WHAT TO WORK ON -> In the data below, find every line with the string "глава" and pull it out.

* start DATA EXTRACT *

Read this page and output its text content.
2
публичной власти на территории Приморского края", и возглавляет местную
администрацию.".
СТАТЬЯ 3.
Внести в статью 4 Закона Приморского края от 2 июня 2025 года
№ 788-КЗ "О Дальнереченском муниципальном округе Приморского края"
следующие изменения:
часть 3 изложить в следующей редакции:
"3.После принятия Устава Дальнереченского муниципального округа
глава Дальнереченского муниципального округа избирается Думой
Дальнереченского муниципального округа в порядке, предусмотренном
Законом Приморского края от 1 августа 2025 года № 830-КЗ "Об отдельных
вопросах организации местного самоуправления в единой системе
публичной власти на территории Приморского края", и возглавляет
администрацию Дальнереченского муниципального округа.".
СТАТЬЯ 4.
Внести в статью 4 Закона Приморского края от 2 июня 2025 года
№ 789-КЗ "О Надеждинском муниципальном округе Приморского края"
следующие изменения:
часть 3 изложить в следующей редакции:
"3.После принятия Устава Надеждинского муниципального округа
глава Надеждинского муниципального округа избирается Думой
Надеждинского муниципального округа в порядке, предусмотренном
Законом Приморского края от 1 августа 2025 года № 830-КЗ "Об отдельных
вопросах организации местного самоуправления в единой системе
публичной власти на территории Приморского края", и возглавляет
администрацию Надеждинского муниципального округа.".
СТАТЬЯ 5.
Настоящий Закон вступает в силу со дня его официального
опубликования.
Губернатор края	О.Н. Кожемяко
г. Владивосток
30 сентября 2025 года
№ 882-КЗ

* end DATA EXTRACT *

RESULT OF THIS TASK ->
глава Дальнереченского муниципального округа избирается Думой
глава Надеждинского муниципального округа избирается Думой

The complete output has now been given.